What the task requires
Please quote the listing below word for word, leaving out the pictures.

Supplied data
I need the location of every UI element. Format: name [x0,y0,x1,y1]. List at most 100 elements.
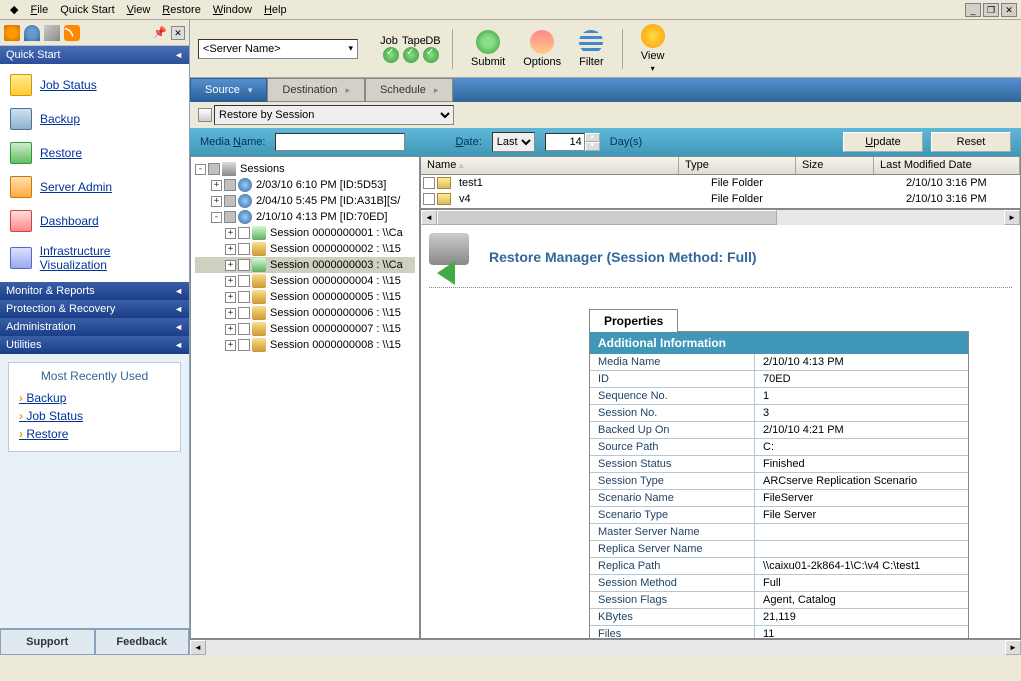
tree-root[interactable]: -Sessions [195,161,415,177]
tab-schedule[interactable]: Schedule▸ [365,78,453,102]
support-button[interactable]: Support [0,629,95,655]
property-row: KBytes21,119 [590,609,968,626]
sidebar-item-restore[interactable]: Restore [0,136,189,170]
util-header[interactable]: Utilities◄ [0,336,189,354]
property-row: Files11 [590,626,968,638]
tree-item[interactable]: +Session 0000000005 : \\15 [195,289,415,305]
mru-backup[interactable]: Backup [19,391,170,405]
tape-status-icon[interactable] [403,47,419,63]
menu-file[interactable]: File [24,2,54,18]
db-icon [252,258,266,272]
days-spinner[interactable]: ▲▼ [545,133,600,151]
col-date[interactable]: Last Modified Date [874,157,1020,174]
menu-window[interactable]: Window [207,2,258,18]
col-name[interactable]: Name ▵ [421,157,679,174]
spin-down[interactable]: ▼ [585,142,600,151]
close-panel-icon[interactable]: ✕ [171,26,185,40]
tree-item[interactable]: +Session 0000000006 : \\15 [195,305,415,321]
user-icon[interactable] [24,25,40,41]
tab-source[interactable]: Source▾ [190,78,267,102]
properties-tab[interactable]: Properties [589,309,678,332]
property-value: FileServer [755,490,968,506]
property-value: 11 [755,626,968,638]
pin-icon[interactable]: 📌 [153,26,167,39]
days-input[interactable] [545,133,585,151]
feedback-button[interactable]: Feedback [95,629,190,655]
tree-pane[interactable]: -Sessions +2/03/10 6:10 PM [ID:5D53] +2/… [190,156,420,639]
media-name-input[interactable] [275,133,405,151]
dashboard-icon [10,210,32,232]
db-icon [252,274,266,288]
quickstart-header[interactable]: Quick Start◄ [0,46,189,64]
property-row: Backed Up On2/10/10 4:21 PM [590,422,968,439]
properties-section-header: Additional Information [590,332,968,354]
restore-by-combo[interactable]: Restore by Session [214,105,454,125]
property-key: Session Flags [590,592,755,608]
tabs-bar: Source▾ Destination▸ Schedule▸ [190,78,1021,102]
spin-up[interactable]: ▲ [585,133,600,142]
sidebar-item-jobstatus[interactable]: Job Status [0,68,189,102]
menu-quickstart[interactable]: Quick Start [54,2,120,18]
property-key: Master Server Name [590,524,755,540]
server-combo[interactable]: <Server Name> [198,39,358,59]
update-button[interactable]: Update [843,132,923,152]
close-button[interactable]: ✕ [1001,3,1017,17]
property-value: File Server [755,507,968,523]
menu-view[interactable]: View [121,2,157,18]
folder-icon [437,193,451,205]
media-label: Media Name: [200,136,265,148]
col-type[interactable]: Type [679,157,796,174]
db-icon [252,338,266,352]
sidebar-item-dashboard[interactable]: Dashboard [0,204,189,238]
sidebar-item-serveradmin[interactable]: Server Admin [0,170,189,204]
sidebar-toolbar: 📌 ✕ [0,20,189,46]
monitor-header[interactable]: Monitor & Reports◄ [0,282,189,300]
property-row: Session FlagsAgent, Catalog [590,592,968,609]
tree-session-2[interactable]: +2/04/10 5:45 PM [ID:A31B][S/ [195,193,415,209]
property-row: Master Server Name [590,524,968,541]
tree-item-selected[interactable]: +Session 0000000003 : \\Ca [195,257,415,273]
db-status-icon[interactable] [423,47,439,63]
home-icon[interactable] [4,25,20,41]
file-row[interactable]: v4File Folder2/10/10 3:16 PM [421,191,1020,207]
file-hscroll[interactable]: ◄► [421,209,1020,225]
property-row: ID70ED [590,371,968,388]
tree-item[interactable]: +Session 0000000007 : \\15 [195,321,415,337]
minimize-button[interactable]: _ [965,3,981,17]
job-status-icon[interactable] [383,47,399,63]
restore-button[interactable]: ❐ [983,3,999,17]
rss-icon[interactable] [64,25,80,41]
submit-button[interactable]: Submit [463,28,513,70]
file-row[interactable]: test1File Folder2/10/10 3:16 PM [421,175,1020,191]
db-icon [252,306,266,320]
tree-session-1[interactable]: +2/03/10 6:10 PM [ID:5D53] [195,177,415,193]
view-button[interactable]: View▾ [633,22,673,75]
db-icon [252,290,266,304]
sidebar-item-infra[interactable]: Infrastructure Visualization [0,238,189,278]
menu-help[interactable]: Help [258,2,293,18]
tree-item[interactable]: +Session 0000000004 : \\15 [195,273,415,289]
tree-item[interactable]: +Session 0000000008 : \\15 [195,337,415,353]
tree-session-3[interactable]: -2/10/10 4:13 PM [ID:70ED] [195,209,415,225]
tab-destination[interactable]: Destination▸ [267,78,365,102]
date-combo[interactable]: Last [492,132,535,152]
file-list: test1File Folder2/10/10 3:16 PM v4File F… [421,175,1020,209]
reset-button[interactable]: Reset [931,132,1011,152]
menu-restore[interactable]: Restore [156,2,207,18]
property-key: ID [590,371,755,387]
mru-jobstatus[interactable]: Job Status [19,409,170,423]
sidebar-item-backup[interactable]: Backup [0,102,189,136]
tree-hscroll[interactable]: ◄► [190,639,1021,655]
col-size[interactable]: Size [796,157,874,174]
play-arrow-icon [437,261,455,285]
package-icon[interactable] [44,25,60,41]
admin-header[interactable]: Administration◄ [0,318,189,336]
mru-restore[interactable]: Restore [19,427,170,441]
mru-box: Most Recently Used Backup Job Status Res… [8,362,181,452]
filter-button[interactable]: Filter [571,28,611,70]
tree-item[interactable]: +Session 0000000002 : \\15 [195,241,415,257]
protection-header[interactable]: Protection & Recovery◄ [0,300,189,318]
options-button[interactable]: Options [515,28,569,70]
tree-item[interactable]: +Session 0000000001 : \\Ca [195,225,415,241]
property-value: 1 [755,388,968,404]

Full response
I need the location of every UI element. Format: name [x0,y0,x1,y1]. List at most 100 elements.
tree-root[interactable]: -Sessions [195,161,415,177]
tab-schedule[interactable]: Schedule▸ [365,78,453,102]
support-button[interactable]: Support [0,629,95,655]
property-row: KBytes21,119 [590,609,968,626]
sidebar-item-restore[interactable]: Restore [0,136,189,170]
util-header[interactable]: Utilities◄ [0,336,189,354]
property-row: Files11 [590,626,968,638]
tree-item[interactable]: +Session 0000000005 : \\15 [195,289,415,305]
mru-backup[interactable]: Backup [19,391,170,405]
tape-status-icon[interactable] [403,47,419,63]
menu-file[interactable]: File [24,2,54,18]
db-icon [252,258,266,272]
days-spinner[interactable]: ▲▼ [545,133,600,151]
col-date[interactable]: Last Modified Date [874,157,1020,174]
menu-window[interactable]: Window [207,2,258,18]
col-name[interactable]: Name ▵ [421,157,679,174]
spin-down[interactable]: ▼ [585,142,600,151]
close-panel-icon[interactable]: ✕ [171,26,185,40]
tree-item[interactable]: +Session 0000000006 : \\15 [195,305,415,321]
user-icon[interactable] [24,25,40,41]
tab-source[interactable]: Source▾ [190,78,267,102]
properties-tab[interactable]: Properties [589,309,678,332]
property-value: FileServer [755,490,968,506]
property-value: 11 [755,626,968,638]
pin-icon[interactable]: 📌 [153,26,167,39]
days-input[interactable] [545,133,585,151]
feedback-button[interactable]: Feedback [95,629,190,655]
tree-pane[interactable]: -Sessions +2/03/10 6:10 PM [ID:5D53] +2/… [190,156,420,639]
media-name-input[interactable] [275,133,405,151]
dashboard-icon [10,210,32,232]
db-icon [252,274,266,288]
quickstart-header[interactable]: Quick Start◄ [0,46,189,64]
property-row: Backed Up On2/10/10 4:21 PM [590,422,968,439]
properties-section-header: Additional Information [590,332,968,354]
restore-by-combo[interactable]: Restore by Session [214,105,454,125]
property-key: Session Flags [590,592,755,608]
tabs-bar: Source▾ Destination▸ Schedule▸ [190,78,1021,102]
spin-up[interactable]: ▲ [585,133,600,142]
sidebar-item-jobstatus[interactable]: Job Status [0,68,189,102]
menu-quickstart[interactable]: Quick Start [54,2,120,18]
property-key: Master Server Name [590,524,755,540]
server-combo[interactable]: <Server Name> [198,39,358,59]
update-button[interactable]: Update [843,132,923,152]
close-button[interactable]: ✕ [1001,3,1017,17]
property-value: File Server [755,507,968,523]
menu-view[interactable]: View [121,2,157,18]
folder-icon [437,193,451,205]
media-label: Media Name: [200,136,265,148]
col-type[interactable]: Type [679,157,796,174]
db-icon [252,338,266,352]
sidebar-item-dashboard[interactable]: Dashboard [0,204,189,238]
sidebar-item-serveradmin[interactable]: Server Admin [0,170,189,204]
sidebar-toolbar: 📌 ✕ [0,20,189,46]
monitor-header[interactable]: Monitor & Reports◄ [0,282,189,300]
property-row: Session FlagsAgent, Catalog [590,592,968,609]
tree-session-2[interactable]: +2/04/10 5:45 PM [ID:A31B][S/ [195,193,415,209]
property-row: Master Server Name [590,524,968,541]
tree-item-selected[interactable]: +Session 0000000003 : \\Ca [195,257,415,273]
db-status-icon[interactable] [423,47,439,63]
home-icon[interactable] [4,25,20,41]
file-row[interactable]: v4File Folder2/10/10 3:16 PM [421,191,1020,207]
file-hscroll[interactable]: ◄► [421,209,1020,225]
property-row: ID70ED [590,371,968,388]
tree-item[interactable]: +Session 0000000007 : \\15 [195,321,415,337]
minimize-button[interactable]: _ [965,3,981,17]
job-status-icon[interactable] [383,47,399,63]
restore-button[interactable]: ❐ [983,3,999,17]
rss-icon[interactable] [64,25,80,41]
submit-button[interactable]: Submit [463,28,513,70]
file-row[interactable]: test1File Folder2/10/10 3:16 PM [421,175,1020,191]
db-icon [252,306,266,320]
tree-session-1[interactable]: +2/03/10 6:10 PM [ID:5D53] [195,177,415,193]
view-button[interactable]: View▾ [633,22,673,75]
db-icon [252,290,266,304]
sidebar-item-infra[interactable]: Infrastructure Visualization [0,238,189,278]
menu-help[interactable]: Help [258,2,293,18]
tree-item[interactable]: +Session 0000000004 : \\15 [195,273,415,289]
tree-item[interactable]: +Session 0000000008 : \\15 [195,337,415,353]
tree-session-3[interactable]: -2/10/10 4:13 PM [ID:70ED] [195,209,415,225]
tab-destination[interactable]: Destination▸ [267,78,365,102]
date-combo[interactable]: Last [492,132,535,152]
file-list: test1File Folder2/10/10 3:16 PM v4File F… [421,175,1020,209]
reset-button[interactable]: Reset [931,132,1011,152]
menu-restore[interactable]: Restore [156,2,207,18]
property-key: ID [590,371,755,387]
mru-jobstatus[interactable]: Job Status [19,409,170,423]
sidebar-item-backup[interactable]: Backup [0,102,189,136]
tree-hscroll[interactable]: ◄► [190,639,1021,655]
col-size[interactable]: Size [796,157,874,174]
play-arrow-icon [437,261,455,285]
package-icon[interactable] [44,25,60,41]
admin-header[interactable]: Administration◄ [0,318,189,336]
mru-restore[interactable]: Restore [19,427,170,441]
mru-box: Most Recently Used Backup Job Status Res… [8,362,181,452]
filter-button[interactable]: Filter [571,28,611,70]
tree-item[interactable]: +Session 0000000002 : \\15 [195,241,415,257]
protection-header[interactable]: Protection & Recovery◄ [0,300,189,318]
options-button[interactable]: Options [515,28,569,70]
tree-item[interactable]: +Session 0000000001 : \\Ca [195,225,415,241]
property-value: 1 [755,388,968,404]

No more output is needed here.